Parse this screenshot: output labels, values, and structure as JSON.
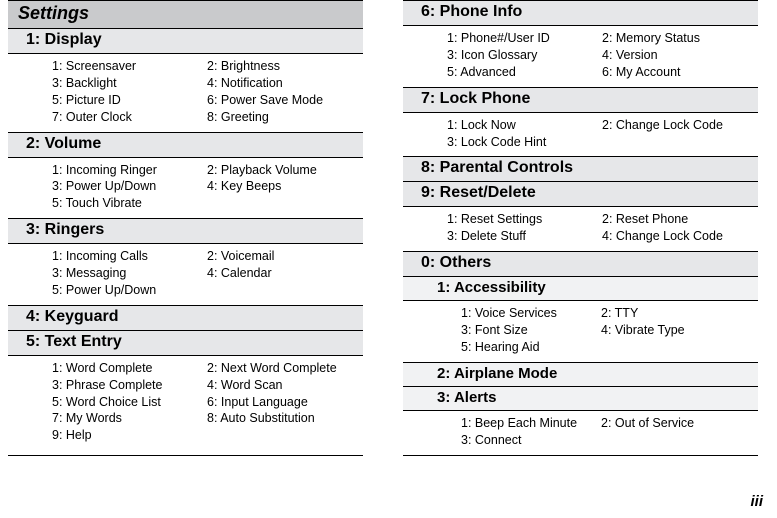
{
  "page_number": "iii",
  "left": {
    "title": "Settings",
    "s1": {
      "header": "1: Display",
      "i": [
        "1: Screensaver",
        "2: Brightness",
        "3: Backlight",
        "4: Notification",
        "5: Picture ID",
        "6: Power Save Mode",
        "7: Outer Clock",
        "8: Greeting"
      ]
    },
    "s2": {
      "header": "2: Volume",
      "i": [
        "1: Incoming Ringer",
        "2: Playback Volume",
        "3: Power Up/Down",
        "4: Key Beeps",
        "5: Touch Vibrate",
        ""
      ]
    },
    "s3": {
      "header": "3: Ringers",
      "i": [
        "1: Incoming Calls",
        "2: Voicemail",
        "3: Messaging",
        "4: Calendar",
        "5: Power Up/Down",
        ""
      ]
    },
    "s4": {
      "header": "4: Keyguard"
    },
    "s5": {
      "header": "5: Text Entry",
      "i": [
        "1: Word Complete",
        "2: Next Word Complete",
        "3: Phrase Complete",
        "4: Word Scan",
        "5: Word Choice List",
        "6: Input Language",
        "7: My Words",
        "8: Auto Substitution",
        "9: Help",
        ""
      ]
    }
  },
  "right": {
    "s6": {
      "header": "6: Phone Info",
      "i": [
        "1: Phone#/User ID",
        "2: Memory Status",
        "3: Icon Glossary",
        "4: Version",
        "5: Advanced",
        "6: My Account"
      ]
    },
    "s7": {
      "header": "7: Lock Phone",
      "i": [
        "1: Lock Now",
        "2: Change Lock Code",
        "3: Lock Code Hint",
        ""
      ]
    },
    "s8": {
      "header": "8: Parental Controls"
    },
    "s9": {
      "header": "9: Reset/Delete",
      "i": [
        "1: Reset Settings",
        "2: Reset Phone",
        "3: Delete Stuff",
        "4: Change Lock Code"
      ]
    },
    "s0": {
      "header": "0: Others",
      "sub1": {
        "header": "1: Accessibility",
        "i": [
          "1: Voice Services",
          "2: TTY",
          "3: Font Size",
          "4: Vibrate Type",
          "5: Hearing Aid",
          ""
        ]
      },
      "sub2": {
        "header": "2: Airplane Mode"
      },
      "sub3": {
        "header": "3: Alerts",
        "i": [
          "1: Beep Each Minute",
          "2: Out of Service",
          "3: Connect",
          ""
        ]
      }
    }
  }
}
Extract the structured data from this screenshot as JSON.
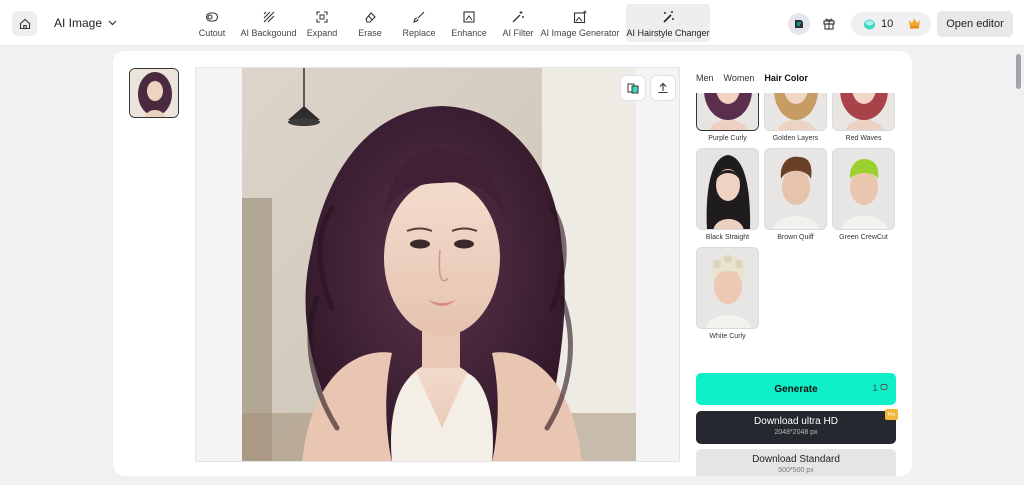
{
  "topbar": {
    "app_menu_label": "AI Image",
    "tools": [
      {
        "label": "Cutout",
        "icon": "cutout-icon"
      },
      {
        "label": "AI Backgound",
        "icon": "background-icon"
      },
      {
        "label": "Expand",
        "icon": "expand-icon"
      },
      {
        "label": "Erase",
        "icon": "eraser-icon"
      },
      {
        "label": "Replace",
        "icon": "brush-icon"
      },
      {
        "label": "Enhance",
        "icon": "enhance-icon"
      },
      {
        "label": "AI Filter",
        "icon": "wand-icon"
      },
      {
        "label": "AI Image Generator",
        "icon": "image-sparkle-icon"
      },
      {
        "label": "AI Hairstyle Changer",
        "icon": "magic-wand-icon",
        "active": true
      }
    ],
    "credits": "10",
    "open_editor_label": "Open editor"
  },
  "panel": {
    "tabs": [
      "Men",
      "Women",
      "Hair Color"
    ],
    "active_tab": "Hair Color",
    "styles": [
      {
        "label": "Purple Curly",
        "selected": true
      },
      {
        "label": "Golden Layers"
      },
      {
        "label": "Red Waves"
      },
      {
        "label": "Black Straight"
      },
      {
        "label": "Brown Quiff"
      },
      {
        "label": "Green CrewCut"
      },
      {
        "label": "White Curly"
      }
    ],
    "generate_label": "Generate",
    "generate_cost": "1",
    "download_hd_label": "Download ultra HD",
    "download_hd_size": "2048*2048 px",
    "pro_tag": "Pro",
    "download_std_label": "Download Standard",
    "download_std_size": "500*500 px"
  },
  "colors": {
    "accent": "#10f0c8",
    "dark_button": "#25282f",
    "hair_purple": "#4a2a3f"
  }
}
= = = = =
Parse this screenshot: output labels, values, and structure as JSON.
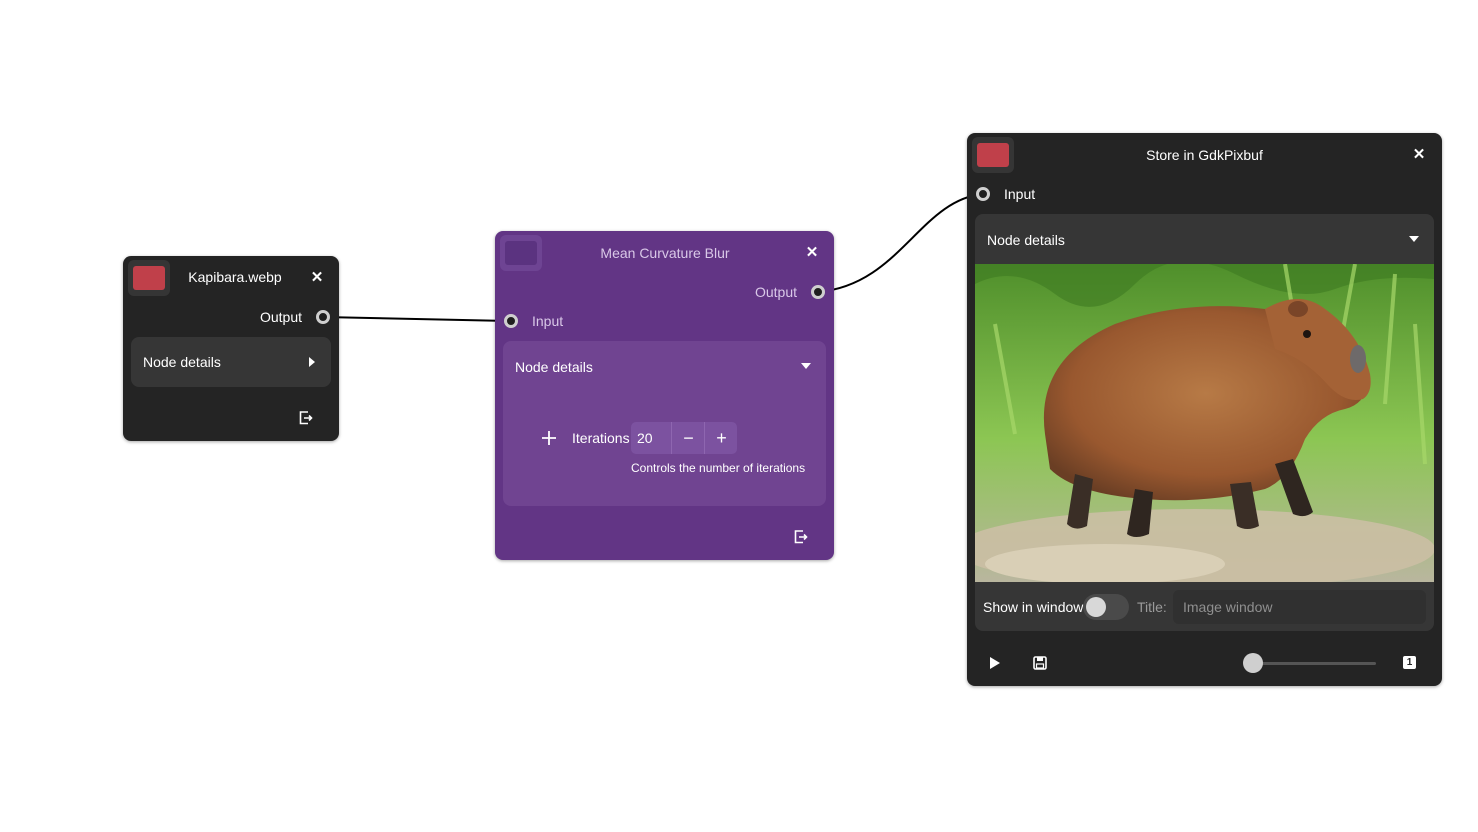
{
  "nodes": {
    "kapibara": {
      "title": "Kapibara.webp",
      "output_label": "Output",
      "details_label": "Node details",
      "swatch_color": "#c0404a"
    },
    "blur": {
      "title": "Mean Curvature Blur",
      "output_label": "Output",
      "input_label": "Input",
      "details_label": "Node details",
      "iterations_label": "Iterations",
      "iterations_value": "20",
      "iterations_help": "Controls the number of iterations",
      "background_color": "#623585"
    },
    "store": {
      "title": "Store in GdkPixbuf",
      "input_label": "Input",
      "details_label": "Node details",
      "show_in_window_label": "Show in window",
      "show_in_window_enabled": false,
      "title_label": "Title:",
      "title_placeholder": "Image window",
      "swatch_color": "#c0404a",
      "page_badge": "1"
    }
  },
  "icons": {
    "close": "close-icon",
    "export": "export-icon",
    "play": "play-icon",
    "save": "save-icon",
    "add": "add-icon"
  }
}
= = = = =
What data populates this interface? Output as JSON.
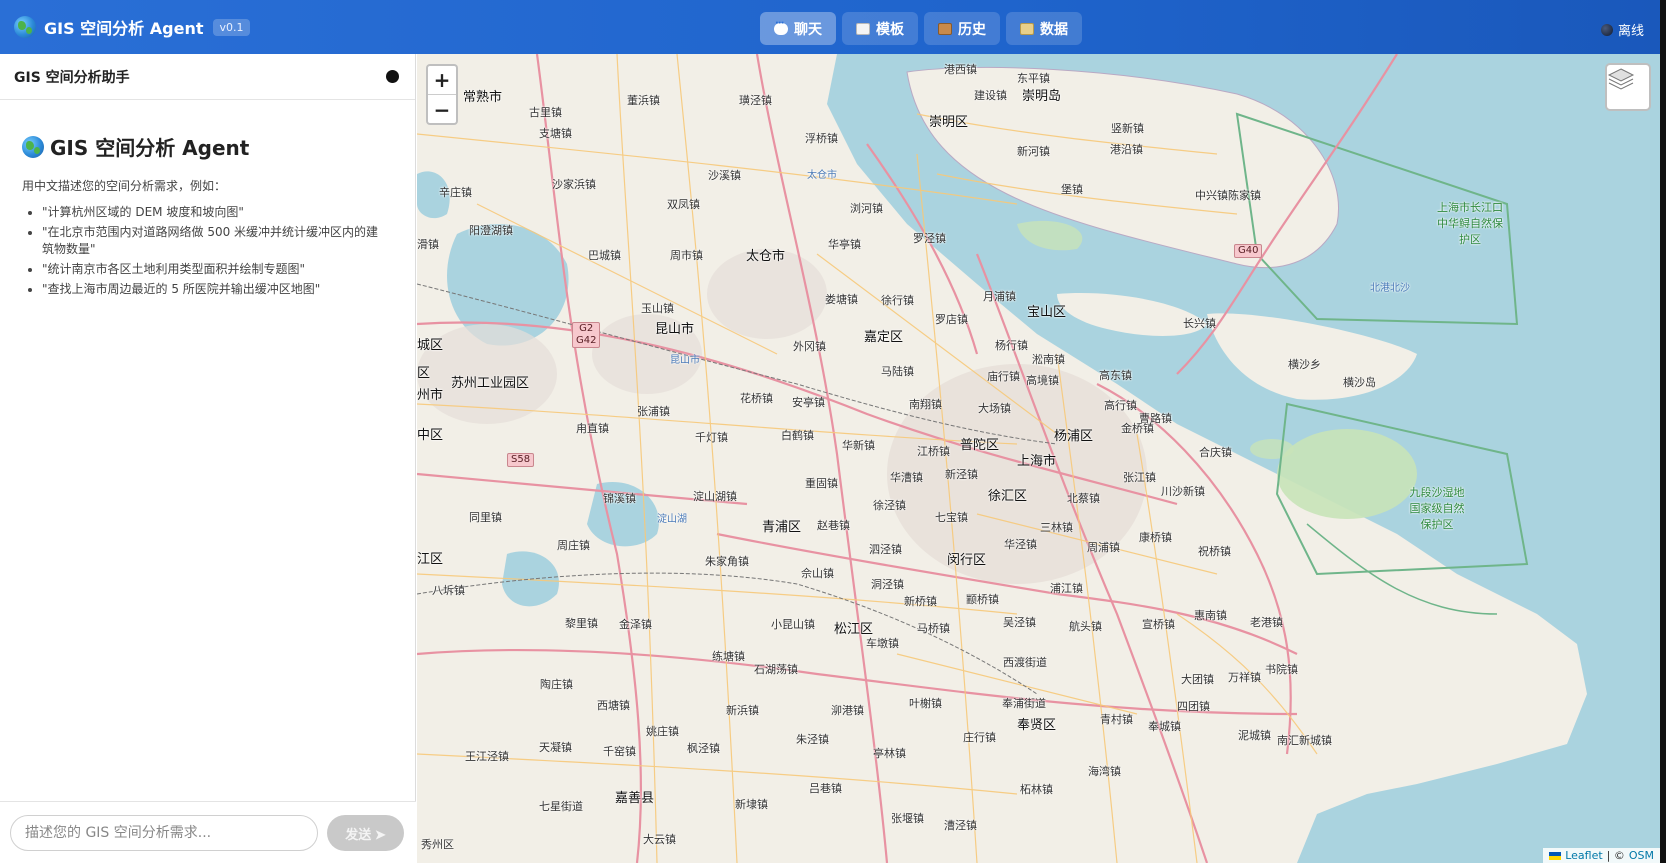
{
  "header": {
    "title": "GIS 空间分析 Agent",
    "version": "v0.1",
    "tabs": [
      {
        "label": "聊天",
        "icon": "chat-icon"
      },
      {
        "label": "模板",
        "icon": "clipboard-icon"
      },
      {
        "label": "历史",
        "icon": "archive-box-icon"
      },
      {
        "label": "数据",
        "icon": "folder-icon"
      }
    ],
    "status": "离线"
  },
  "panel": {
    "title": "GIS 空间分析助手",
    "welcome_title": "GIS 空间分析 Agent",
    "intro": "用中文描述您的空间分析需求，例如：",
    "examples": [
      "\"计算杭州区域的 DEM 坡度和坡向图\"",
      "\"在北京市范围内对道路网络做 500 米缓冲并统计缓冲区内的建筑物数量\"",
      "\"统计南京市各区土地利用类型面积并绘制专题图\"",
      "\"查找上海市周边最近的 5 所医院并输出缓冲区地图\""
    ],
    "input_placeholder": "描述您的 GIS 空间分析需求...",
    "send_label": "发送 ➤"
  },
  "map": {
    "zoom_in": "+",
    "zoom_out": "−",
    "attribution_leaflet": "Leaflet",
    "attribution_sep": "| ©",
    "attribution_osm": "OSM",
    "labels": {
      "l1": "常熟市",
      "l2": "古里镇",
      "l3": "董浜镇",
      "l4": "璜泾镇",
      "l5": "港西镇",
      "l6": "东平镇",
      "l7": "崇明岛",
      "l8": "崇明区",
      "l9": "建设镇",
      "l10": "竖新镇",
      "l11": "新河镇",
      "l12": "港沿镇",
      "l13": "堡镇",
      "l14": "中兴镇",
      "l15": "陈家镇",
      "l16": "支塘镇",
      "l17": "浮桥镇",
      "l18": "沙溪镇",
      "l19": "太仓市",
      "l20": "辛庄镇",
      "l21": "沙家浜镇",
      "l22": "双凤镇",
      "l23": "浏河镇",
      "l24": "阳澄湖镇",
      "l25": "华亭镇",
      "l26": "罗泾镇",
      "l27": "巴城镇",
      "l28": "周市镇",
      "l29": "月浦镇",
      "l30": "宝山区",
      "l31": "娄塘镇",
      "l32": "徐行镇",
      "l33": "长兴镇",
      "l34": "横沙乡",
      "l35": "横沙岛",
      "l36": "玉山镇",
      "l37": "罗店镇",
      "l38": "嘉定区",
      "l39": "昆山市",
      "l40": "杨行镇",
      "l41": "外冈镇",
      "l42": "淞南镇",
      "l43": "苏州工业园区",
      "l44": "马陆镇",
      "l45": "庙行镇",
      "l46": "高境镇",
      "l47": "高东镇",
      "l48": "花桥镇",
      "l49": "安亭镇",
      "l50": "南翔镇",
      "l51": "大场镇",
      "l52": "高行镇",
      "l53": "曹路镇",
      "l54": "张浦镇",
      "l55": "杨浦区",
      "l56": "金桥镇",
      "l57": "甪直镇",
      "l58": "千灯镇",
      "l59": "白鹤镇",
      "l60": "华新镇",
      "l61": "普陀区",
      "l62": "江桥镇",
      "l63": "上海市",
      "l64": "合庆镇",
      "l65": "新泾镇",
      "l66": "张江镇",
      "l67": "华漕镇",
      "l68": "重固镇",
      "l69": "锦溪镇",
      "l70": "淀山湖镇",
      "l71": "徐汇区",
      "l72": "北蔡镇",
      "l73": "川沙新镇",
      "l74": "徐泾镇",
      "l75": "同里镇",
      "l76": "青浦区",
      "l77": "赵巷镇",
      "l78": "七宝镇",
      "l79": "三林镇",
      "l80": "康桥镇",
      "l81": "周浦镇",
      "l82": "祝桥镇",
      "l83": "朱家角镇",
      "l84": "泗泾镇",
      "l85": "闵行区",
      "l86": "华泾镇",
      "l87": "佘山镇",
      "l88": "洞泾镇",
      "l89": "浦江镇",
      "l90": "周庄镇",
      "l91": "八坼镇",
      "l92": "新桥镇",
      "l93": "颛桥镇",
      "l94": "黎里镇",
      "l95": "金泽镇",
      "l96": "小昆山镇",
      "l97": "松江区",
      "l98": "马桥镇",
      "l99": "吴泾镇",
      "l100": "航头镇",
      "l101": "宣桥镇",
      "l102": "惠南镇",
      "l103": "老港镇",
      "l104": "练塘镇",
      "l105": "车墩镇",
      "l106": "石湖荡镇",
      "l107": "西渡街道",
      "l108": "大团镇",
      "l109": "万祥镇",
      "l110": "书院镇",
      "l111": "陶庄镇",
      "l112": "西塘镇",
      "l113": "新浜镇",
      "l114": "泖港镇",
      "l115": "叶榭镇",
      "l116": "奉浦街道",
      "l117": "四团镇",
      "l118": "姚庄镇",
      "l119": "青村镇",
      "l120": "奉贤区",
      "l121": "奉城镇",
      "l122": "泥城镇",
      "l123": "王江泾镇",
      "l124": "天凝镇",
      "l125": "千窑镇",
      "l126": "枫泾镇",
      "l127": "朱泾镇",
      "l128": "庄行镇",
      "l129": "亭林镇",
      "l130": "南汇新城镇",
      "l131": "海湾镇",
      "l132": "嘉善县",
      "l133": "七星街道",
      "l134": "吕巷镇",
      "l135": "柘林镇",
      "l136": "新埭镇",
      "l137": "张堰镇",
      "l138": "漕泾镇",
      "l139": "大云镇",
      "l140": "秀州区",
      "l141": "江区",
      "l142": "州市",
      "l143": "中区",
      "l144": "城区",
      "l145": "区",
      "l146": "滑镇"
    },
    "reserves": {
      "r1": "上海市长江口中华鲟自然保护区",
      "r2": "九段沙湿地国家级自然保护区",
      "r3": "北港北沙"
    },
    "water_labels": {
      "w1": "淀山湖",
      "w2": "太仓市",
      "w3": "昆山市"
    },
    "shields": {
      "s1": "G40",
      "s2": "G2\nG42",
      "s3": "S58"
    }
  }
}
= = = = =
■ Exercise brief ■
The records are above. How many lines in them contain the word "data"? Give the number alone.

■ Solution ■
2